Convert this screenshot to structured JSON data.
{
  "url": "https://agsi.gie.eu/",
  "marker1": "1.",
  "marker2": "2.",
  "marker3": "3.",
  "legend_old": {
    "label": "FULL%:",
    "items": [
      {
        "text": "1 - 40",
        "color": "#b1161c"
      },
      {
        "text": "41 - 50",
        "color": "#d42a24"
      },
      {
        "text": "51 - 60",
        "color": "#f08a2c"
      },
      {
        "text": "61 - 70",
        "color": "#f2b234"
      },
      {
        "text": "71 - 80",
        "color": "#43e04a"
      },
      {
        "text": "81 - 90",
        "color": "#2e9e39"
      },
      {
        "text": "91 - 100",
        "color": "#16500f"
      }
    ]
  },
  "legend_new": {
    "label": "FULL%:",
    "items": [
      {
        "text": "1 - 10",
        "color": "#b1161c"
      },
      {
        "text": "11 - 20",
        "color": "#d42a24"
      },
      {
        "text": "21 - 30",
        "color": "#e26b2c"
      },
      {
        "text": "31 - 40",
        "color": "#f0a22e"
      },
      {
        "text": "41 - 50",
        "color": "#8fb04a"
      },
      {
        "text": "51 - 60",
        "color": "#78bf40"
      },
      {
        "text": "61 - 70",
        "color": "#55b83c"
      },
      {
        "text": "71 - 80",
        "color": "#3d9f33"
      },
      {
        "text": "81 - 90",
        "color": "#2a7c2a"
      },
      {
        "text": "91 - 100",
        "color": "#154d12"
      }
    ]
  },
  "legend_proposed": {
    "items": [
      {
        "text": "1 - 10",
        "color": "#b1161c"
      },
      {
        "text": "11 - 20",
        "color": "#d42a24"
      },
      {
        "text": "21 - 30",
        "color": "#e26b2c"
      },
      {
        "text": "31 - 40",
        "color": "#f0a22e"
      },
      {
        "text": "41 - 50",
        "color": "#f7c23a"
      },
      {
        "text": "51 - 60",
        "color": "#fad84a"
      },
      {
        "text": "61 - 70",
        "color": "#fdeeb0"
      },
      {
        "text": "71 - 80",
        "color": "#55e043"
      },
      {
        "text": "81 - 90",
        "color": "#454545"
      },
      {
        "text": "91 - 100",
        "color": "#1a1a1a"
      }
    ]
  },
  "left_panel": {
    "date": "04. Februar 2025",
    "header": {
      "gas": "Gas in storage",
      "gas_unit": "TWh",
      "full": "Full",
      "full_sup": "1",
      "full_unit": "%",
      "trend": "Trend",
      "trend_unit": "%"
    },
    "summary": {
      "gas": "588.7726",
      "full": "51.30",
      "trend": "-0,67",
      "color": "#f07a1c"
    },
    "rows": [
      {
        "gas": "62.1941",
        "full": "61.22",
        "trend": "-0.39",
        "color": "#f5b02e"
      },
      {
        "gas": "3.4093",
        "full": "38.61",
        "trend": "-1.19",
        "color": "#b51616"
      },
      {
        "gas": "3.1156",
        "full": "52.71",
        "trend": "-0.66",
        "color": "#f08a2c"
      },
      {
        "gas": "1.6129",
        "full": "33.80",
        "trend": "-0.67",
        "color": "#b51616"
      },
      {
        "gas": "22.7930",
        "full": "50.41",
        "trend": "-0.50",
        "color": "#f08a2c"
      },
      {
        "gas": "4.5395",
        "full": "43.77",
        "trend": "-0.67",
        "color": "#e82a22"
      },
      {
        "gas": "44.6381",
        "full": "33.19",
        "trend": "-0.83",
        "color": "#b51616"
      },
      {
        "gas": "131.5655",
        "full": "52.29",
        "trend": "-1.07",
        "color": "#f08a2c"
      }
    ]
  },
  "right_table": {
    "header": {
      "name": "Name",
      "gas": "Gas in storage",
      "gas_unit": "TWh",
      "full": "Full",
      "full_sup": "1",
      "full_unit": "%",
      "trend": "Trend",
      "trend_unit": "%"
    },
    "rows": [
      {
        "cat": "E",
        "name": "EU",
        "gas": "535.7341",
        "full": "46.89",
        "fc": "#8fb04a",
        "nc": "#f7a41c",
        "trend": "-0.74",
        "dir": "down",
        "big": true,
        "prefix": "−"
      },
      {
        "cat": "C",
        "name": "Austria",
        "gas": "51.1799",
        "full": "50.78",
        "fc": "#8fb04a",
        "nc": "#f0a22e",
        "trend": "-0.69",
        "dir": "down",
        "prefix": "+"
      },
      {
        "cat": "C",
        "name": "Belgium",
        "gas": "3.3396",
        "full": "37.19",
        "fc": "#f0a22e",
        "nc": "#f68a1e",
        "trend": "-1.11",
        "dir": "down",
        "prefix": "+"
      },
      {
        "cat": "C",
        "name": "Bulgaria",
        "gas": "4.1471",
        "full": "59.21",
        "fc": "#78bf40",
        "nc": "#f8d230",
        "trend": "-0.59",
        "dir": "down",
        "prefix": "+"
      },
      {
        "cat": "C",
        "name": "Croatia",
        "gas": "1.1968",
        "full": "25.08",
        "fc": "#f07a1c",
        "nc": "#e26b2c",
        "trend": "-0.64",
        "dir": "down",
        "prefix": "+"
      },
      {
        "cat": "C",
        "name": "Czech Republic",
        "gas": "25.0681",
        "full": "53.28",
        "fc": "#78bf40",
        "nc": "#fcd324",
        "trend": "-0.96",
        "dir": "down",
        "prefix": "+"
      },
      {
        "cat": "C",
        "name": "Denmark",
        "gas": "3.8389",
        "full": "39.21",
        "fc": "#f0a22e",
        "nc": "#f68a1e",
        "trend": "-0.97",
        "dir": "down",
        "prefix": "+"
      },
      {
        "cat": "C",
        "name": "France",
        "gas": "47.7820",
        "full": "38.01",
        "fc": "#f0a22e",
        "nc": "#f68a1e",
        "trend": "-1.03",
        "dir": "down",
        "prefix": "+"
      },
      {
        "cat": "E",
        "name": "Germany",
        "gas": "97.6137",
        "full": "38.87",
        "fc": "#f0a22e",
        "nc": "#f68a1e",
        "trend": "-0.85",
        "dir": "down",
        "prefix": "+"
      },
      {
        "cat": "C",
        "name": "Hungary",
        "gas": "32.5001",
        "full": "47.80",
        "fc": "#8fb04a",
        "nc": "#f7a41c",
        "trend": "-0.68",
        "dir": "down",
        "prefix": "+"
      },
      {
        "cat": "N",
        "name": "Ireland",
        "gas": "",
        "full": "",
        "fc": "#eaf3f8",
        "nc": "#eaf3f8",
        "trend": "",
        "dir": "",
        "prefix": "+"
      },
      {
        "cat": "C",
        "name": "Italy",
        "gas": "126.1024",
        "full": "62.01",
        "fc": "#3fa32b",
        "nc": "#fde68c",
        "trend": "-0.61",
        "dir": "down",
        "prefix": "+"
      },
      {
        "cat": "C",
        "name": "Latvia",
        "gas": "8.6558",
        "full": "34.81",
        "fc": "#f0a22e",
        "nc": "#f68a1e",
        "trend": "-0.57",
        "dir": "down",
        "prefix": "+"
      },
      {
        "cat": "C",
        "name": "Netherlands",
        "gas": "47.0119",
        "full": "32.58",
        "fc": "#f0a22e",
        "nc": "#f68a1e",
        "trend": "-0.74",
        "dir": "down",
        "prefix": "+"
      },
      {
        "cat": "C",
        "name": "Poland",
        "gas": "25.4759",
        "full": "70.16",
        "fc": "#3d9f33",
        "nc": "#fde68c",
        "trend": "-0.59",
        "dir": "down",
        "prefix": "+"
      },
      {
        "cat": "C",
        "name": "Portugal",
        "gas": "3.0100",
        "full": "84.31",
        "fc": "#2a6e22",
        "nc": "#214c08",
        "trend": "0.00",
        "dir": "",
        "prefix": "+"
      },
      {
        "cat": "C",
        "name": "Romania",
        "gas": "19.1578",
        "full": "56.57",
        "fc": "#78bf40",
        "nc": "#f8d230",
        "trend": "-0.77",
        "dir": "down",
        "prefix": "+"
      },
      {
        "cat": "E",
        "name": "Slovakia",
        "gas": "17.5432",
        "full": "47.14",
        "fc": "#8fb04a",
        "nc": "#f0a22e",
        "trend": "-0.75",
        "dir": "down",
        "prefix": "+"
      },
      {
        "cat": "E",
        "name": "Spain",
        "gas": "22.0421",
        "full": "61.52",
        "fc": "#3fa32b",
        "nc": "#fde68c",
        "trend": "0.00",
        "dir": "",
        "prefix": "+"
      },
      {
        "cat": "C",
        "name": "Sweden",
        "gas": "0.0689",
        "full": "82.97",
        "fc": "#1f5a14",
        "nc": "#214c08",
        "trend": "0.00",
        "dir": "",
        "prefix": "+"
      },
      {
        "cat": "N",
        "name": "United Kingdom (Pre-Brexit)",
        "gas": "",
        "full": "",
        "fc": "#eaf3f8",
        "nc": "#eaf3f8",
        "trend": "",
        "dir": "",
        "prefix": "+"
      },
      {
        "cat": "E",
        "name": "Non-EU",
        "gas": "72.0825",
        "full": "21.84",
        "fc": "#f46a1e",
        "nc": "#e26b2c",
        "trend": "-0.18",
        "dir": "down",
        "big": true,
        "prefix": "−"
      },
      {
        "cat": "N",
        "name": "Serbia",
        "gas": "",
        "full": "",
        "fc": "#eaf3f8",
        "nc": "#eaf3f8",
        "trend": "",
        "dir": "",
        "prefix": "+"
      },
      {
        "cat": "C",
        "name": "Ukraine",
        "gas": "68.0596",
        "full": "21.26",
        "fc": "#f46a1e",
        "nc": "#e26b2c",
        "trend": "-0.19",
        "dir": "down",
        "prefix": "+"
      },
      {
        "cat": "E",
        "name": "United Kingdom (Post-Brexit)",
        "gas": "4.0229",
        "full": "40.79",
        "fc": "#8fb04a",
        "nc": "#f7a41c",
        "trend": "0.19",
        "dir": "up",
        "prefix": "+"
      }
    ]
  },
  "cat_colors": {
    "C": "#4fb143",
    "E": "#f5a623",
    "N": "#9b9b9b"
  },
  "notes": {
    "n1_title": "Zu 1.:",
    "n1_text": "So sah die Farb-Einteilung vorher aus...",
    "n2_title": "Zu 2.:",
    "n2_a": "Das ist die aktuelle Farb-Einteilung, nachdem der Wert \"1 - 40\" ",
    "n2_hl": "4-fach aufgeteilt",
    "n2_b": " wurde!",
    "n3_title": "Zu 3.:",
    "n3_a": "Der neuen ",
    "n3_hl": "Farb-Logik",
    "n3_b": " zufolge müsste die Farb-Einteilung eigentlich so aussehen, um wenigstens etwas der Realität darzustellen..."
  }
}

GIVEN REQUEST
Give only the number of lines in the data that include the string "United".

ANSWER FOR THE TASK
2